**SET TASK**.
Each line below is to be written out in full, exactly as shown.

--- START INFORMATION SHOWN ---

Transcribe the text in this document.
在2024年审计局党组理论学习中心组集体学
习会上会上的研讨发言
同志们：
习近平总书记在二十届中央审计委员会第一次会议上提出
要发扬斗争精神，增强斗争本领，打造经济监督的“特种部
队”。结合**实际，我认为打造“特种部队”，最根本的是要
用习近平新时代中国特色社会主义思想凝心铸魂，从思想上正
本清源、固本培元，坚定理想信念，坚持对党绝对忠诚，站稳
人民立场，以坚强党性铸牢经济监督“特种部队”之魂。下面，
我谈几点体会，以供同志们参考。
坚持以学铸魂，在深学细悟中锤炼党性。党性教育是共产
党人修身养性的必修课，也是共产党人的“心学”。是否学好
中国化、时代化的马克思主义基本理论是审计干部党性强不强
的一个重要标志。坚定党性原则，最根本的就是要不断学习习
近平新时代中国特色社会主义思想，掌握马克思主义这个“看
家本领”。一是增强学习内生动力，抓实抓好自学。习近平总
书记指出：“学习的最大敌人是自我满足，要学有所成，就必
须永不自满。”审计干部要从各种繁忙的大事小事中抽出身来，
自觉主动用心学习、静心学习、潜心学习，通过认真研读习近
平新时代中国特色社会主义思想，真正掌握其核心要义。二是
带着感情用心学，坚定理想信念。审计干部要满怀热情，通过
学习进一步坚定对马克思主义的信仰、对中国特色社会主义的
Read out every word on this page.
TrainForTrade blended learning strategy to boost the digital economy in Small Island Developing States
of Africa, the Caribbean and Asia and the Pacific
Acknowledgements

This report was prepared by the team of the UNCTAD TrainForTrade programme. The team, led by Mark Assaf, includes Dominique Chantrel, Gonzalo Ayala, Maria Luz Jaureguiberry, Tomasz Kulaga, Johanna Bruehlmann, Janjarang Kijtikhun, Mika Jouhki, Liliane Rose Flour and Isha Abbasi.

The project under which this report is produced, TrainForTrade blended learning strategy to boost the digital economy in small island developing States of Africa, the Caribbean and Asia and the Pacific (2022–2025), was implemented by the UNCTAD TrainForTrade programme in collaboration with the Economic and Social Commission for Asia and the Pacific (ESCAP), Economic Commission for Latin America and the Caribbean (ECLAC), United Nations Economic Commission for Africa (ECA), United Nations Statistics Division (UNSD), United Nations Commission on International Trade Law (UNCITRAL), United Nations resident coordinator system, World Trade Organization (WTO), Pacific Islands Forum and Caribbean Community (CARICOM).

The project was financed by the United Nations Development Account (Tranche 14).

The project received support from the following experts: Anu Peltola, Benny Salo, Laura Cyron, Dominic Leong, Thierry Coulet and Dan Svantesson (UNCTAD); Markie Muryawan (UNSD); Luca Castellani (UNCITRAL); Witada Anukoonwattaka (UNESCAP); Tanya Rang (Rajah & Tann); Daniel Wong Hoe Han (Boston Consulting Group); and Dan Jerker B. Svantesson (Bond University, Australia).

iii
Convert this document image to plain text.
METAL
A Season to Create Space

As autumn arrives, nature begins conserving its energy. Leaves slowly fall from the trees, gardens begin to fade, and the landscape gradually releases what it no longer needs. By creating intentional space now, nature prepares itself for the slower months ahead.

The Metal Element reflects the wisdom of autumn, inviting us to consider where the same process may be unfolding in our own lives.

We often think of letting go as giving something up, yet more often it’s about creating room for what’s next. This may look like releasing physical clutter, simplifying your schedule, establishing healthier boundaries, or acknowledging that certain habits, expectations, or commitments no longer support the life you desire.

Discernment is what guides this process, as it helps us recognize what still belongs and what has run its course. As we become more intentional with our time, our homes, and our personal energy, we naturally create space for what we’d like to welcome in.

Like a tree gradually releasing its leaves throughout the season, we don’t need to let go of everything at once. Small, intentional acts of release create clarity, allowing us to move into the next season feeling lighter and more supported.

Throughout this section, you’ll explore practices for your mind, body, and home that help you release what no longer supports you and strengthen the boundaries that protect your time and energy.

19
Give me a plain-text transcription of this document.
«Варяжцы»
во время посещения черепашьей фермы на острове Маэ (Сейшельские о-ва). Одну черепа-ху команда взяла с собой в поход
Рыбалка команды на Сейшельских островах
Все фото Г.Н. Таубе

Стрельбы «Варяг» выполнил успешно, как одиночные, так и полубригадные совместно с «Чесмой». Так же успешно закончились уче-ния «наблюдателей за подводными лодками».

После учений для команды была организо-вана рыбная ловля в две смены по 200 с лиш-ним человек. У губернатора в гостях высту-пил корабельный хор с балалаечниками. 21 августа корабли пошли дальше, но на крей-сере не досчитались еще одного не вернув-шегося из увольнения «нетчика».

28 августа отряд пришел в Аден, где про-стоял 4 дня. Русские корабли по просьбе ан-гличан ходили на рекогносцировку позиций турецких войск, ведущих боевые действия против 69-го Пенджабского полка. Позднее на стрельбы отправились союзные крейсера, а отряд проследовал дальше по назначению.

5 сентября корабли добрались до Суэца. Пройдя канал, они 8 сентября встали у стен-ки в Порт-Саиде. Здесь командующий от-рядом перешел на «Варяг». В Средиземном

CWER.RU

--- END INFORMATION SHOWN ---

**COMPLETE RESPONSE**.
Transcribe the text in this document.
在2024年审计局党组理论学习中心组集体学
习会上会上的研讨发言
同志们：
习近平总书记在二十届中央审计委员会第一次会议上提出
要发扬斗争精神，增强斗争本领，打造经济监督的“特种部
队”。结合**实际，我认为打造“特种部队”，最根本的是要
用习近平新时代中国特色社会主义思想凝心铸魂，从思想上正
本清源、固本培元，坚定理想信念，坚持对党绝对忠诚，站稳
人民立场，以坚强党性铸牢经济监督“特种部队”之魂。下面，
我谈几点体会，以供同志们参考。
坚持以学铸魂，在深学细悟中锤炼党性。党性教育是共产
党人修身养性的必修课，也是共产党人的“心学”。是否学好
中国化、时代化的马克思主义基本理论是审计干部党性强不强
的一个重要标志。坚定党性原则，最根本的就是要不断学习习
近平新时代中国特色社会主义思想，掌握马克思主义这个“看
家本领”。一是增强学习内生动力，抓实抓好自学。习近平总
书记指出：“学习的最大敌人是自我满足，要学有所成，就必
须永不自满。”审计干部要从各种繁忙的大事小事中抽出身来，
自觉主动用心学习、静心学习、潜心学习，通过认真研读习近
平新时代中国特色社会主义思想，真正掌握其核心要义。二是
带着感情用心学，坚定理想信念。审计干部要满怀热情，通过
学习进一步坚定对马克思主义的信仰、对中国特色社会主义的
Read out every word on this page.
TrainForTrade blended learning strategy to boost the digital economy in Small Island Developing States
of Africa, the Caribbean and Asia and the Pacific
Acknowledgements

This report was prepared by the team of the UNCTAD TrainForTrade programme. The team, led by Mark Assaf, includes Dominique Chantrel, Gonzalo Ayala, Maria Luz Jaureguiberry, Tomasz Kulaga, Johanna Bruehlmann, Janjarang Kijtikhun, Mika Jouhki, Liliane Rose Flour and Isha Abbasi.

The project under which this report is produced, TrainForTrade blended learning strategy to boost the digital economy in small island developing States of Africa, the Caribbean and Asia and the Pacific (2022–2025), was implemented by the UNCTAD TrainForTrade programme in collaboration with the Economic and Social Commission for Asia and the Pacific (ESCAP), Economic Commission for Latin America and the Caribbean (ECLAC), United Nations Economic Commission for Africa (ECA), United Nations Statistics Division (UNSD), United Nations Commission on International Trade Law (UNCITRAL), United Nations resident coordinator system, World Trade Organization (WTO), Pacific Islands Forum and Caribbean Community (CARICOM).

The project was financed by the United Nations Development Account (Tranche 14).

The project received support from the following experts: Anu Peltola, Benny Salo, Laura Cyron, Dominic Leong, Thierry Coulet and Dan Svantesson (UNCTAD); Markie Muryawan (UNSD); Luca Castellani (UNCITRAL); Witada Anukoonwattaka (UNESCAP); Tanya Rang (Rajah & Tann); Daniel Wong Hoe Han (Boston Consulting Group); and Dan Jerker B. Svantesson (Bond University, Australia).

iii
Convert this document image to plain text.
METAL
A Season to Create Space

As autumn arrives, nature begins conserving its energy. Leaves slowly fall from the trees, gardens begin to fade, and the landscape gradually releases what it no longer needs. By creating intentional space now, nature prepares itself for the slower months ahead.

The Metal Element reflects the wisdom of autumn, inviting us to consider where the same process may be unfolding in our own lives.

We often think of letting go as giving something up, yet more often it’s about creating room for what’s next. This may look like releasing physical clutter, simplifying your schedule, establishing healthier boundaries, or acknowledging that certain habits, expectations, or commitments no longer support the life you desire.

Discernment is what guides this process, as it helps us recognize what still belongs and what has run its course. As we become more intentional with our time, our homes, and our personal energy, we naturally create space for what we’d like to welcome in.

Like a tree gradually releasing its leaves throughout the season, we don’t need to let go of everything at once. Small, intentional acts of release create clarity, allowing us to move into the next season feeling lighter and more supported.

Throughout this section, you’ll explore practices for your mind, body, and home that help you release what no longer supports you and strengthen the boundaries that protect your time and energy.

19
Give me a plain-text transcription of this document.
«Варяжцы»
во время посещения черепашьей фермы на острове Маэ (Сейшельские о-ва). Одну черепа-ху команда взяла с собой в поход
Рыбалка команды на Сейшельских островах
Все фото Г.Н. Таубе

Стрельбы «Варяг» выполнил успешно, как одиночные, так и полубригадные совместно с «Чесмой». Так же успешно закончились уче-ния «наблюдателей за подводными лодками».

После учений для команды была организо-вана рыбная ловля в две смены по 200 с лиш-ним человек. У губернатора в гостях высту-пил корабельный хор с балалаечниками. 21 августа корабли пошли дальше, но на крей-сере не досчитались еще одного не вернув-шегося из увольнения «нетчика».

28 августа отряд пришел в Аден, где про-стоял 4 дня. Русские корабли по просьбе ан-гличан ходили на рекогносцировку позиций турецких войск, ведущих боевые действия против 69-го Пенджабского полка. Позднее на стрельбы отправились союзные крейсера, а отряд проследовал дальше по назначению.

5 сентября корабли добрались до Суэца. Пройдя канал, они 8 сентября встали у стен-ки в Порт-Саиде. Здесь командующий от-рядом перешел на «Варяг». В Средиземном

CWER.RU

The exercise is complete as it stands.